[Entries with figure data]
↓

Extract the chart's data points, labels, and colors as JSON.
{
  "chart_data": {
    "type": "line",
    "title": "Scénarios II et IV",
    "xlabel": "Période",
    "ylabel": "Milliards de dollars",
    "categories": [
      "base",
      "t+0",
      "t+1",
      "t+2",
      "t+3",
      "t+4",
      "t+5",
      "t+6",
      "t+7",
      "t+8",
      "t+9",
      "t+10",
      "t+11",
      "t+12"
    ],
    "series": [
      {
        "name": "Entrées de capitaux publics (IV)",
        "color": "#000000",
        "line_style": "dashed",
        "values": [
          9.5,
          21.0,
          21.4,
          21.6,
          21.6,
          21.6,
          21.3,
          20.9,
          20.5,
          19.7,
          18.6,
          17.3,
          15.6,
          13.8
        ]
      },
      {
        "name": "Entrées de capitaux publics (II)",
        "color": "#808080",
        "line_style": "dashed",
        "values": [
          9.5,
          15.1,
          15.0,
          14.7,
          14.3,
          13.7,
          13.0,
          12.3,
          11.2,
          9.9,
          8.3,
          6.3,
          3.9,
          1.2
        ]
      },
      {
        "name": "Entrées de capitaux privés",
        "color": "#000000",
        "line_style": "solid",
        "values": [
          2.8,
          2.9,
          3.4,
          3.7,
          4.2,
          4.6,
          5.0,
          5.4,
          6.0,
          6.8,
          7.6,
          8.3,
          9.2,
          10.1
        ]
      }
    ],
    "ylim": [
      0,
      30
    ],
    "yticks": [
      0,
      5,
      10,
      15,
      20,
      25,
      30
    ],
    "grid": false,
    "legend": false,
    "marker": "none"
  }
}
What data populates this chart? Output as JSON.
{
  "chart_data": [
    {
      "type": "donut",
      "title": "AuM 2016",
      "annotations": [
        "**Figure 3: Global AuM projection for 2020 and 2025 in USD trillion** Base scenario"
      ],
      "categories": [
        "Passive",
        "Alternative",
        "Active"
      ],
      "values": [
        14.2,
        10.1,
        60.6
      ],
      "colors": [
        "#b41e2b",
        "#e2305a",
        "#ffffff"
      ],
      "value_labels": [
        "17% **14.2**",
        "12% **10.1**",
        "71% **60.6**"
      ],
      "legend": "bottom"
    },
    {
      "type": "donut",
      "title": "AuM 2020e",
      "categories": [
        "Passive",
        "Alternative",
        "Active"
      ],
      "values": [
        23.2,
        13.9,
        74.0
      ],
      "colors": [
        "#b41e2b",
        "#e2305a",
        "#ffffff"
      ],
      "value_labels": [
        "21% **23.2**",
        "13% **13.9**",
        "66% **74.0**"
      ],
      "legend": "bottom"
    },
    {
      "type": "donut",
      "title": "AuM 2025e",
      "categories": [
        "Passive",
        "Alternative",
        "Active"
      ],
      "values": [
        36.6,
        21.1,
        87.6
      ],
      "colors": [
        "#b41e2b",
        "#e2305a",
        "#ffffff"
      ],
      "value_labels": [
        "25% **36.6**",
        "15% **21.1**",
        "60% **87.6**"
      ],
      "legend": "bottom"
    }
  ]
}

↑

> [SHORT PROBLEM]: Print the listing above in full, exactly as it is.

> [ANSWER]:
Extract the chart's data points, labels, and colors as JSON.
{
  "chart_data": {
    "type": "line",
    "title": "Scénarios II et IV",
    "xlabel": "Période",
    "ylabel": "Milliards de dollars",
    "categories": [
      "base",
      "t+0",
      "t+1",
      "t+2",
      "t+3",
      "t+4",
      "t+5",
      "t+6",
      "t+7",
      "t+8",
      "t+9",
      "t+10",
      "t+11",
      "t+12"
    ],
    "series": [
      {
        "name": "Entrées de capitaux publics (IV)",
        "color": "#000000",
        "line_style": "dashed",
        "values": [
          9.5,
          21.0,
          21.4,
          21.6,
          21.6,
          21.6,
          21.3,
          20.9,
          20.5,
          19.7,
          18.6,
          17.3,
          15.6,
          13.8
        ]
      },
      {
        "name": "Entrées de capitaux publics (II)",
        "color": "#808080",
        "line_style": "dashed",
        "values": [
          9.5,
          15.1,
          15.0,
          14.7,
          14.3,
          13.7,
          13.0,
          12.3,
          11.2,
          9.9,
          8.3,
          6.3,
          3.9,
          1.2
        ]
      },
      {
        "name": "Entrées de capitaux privés",
        "color": "#000000",
        "line_style": "solid",
        "values": [
          2.8,
          2.9,
          3.4,
          3.7,
          4.2,
          4.6,
          5.0,
          5.4,
          6.0,
          6.8,
          7.6,
          8.3,
          9.2,
          10.1
        ]
      }
    ],
    "ylim": [
      0,
      30
    ],
    "yticks": [
      0,
      5,
      10,
      15,
      20,
      25,
      30
    ],
    "grid": false,
    "legend": false,
    "marker": "none"
  }
}
What data populates this chart? Output as JSON.
{
  "chart_data": [
    {
      "type": "donut",
      "title": "AuM 2016",
      "annotations": [
        "**Figure 3: Global AuM projection for 2020 and 2025 in USD trillion** Base scenario"
      ],
      "categories": [
        "Passive",
        "Alternative",
        "Active"
      ],
      "values": [
        14.2,
        10.1,
        60.6
      ],
      "colors": [
        "#b41e2b",
        "#e2305a",
        "#ffffff"
      ],
      "value_labels": [
        "17% **14.2**",
        "12% **10.1**",
        "71% **60.6**"
      ],
      "legend": "bottom"
    },
    {
      "type": "donut",
      "title": "AuM 2020e",
      "categories": [
        "Passive",
        "Alternative",
        "Active"
      ],
      "values": [
        23.2,
        13.9,
        74.0
      ],
      "colors": [
        "#b41e2b",
        "#e2305a",
        "#ffffff"
      ],
      "value_labels": [
        "21% **23.2**",
        "13% **13.9**",
        "66% **74.0**"
      ],
      "legend": "bottom"
    },
    {
      "type": "donut",
      "title": "AuM 2025e",
      "categories": [
        "Passive",
        "Alternative",
        "Active"
      ],
      "values": [
        36.6,
        21.1,
        87.6
      ],
      "colors": [
        "#b41e2b",
        "#e2305a",
        "#ffffff"
      ],
      "value_labels": [
        "25% **36.6**",
        "15% **21.1**",
        "60% **87.6**"
      ],
      "legend": "bottom"
    }
  ]
}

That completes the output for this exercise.